What is needed is a faithful copy of all the records.
···
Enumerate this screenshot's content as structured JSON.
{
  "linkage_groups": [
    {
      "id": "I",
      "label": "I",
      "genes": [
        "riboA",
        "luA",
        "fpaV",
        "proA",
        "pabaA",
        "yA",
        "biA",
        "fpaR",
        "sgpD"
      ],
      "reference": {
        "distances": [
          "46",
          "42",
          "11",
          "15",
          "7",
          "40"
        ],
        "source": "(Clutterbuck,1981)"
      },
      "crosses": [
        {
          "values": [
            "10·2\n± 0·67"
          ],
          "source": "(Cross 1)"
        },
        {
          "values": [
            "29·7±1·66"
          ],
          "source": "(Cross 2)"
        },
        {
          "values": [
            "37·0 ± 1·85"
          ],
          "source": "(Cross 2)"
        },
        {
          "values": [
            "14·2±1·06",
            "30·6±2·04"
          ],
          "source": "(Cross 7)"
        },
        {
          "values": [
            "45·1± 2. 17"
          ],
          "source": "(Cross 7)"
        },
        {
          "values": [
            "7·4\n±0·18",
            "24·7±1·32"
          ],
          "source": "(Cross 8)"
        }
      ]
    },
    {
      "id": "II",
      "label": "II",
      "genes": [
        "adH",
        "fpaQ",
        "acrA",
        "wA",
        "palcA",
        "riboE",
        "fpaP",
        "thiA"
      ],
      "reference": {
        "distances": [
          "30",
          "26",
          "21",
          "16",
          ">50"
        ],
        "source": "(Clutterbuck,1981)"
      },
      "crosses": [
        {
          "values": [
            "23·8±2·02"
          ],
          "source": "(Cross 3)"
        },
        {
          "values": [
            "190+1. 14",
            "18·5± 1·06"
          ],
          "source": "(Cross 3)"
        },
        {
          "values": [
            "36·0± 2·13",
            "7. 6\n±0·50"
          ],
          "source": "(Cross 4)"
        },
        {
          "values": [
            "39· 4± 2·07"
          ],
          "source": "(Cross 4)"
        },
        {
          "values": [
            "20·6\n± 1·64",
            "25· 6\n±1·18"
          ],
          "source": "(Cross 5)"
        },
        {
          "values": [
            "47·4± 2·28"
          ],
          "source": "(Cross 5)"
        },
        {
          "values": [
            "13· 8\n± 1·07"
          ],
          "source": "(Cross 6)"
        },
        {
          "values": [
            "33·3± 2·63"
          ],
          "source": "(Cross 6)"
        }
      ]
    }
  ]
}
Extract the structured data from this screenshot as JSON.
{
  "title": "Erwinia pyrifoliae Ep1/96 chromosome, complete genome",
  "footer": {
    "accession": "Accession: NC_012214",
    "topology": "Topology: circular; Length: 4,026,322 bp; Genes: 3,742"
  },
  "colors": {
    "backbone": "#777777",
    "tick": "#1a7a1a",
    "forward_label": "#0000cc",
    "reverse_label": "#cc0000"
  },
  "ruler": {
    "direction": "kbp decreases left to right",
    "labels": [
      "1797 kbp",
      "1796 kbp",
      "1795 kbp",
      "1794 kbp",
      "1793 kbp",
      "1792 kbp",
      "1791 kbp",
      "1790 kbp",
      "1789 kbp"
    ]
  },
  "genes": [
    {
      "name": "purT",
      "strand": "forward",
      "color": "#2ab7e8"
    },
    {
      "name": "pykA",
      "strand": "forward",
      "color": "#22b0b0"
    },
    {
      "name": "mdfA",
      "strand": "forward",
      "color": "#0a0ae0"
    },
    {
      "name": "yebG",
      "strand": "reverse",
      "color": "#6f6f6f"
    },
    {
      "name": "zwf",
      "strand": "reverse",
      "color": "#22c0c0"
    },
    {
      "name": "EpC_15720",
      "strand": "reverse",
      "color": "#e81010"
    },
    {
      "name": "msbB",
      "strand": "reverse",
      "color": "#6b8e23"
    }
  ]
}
···
_RESPONSE_.
Enumerate this screenshot's content as structured JSON.
{
  "linkage_groups": [
    {
      "id": "I",
      "label": "I",
      "genes": [
        "riboA",
        "luA",
        "fpaV",
        "proA",
        "pabaA",
        "yA",
        "biA",
        "fpaR",
        "sgpD"
      ],
      "reference": {
        "distances": [
          "46",
          "42",
          "11",
          "15",
          "7",
          "40"
        ],
        "source": "(Clutterbuck,1981)"
      },
      "crosses": [
        {
          "values": [
            "10·2\n± 0·67"
          ],
          "source": "(Cross 1)"
        },
        {
          "values": [
            "29·7±1·66"
          ],
          "source": "(Cross 2)"
        },
        {
          "values": [
            "37·0 ± 1·85"
          ],
          "source": "(Cross 2)"
        },
        {
          "values": [
            "14·2±1·06",
            "30·6±2·04"
          ],
          "source": "(Cross 7)"
        },
        {
          "values": [
            "45·1± 2. 17"
          ],
          "source": "(Cross 7)"
        },
        {
          "values": [
            "7·4\n±0·18",
            "24·7±1·32"
          ],
          "source": "(Cross 8)"
        }
      ]
    },
    {
      "id": "II",
      "label": "II",
      "genes": [
        "adH",
        "fpaQ",
        "acrA",
        "wA",
        "palcA",
        "riboE",
        "fpaP",
        "thiA"
      ],
      "reference": {
        "distances": [
          "30",
          "26",
          "21",
          "16",
          ">50"
        ],
        "source": "(Clutterbuck,1981)"
      },
      "crosses": [
        {
          "values": [
            "23·8±2·02"
          ],
          "source": "(Cross 3)"
        },
        {
          "values": [
            "190+1. 14",
            "18·5± 1·06"
          ],
          "source": "(Cross 3)"
        },
        {
          "values": [
            "36·0± 2·13",
            "7. 6\n±0·50"
          ],
          "source": "(Cross 4)"
        },
        {
          "values": [
            "39· 4± 2·07"
          ],
          "source": "(Cross 4)"
        },
        {
          "values": [
            "20·6\n± 1·64",
            "25· 6\n±1·18"
          ],
          "source": "(Cross 5)"
        },
        {
          "values": [
            "47·4± 2·28"
          ],
          "source": "(Cross 5)"
        },
        {
          "values": [
            "13· 8\n± 1·07"
          ],
          "source": "(Cross 6)"
        },
        {
          "values": [
            "33·3± 2·63"
          ],
          "source": "(Cross 6)"
        }
      ]
    }
  ]
}
Extract the structured data from this screenshot as JSON.
{
  "title": "Erwinia pyrifoliae Ep1/96 chromosome, complete genome",
  "footer": {
    "accession": "Accession: NC_012214",
    "topology": "Topology: circular; Length: 4,026,322 bp; Genes: 3,742"
  },
  "colors": {
    "backbone": "#777777",
    "tick": "#1a7a1a",
    "forward_label": "#0000cc",
    "reverse_label": "#cc0000"
  },
  "ruler": {
    "direction": "kbp decreases left to right",
    "labels": [
      "1797 kbp",
      "1796 kbp",
      "1795 kbp",
      "1794 kbp",
      "1793 kbp",
      "1792 kbp",
      "1791 kbp",
      "1790 kbp",
      "1789 kbp"
    ]
  },
  "genes": [
    {
      "name": "purT",
      "strand": "forward",
      "color": "#2ab7e8"
    },
    {
      "name": "pykA",
      "strand": "forward",
      "color": "#22b0b0"
    },
    {
      "name": "mdfA",
      "strand": "forward",
      "color": "#0a0ae0"
    },
    {
      "name": "yebG",
      "strand": "reverse",
      "color": "#6f6f6f"
    },
    {
      "name": "zwf",
      "strand": "reverse",
      "color": "#22c0c0"
    },
    {
      "name": "EpC_15720",
      "strand": "reverse",
      "color": "#e81010"
    },
    {
      "name": "msbB",
      "strand": "reverse",
      "color": "#6b8e23"
    }
  ]
}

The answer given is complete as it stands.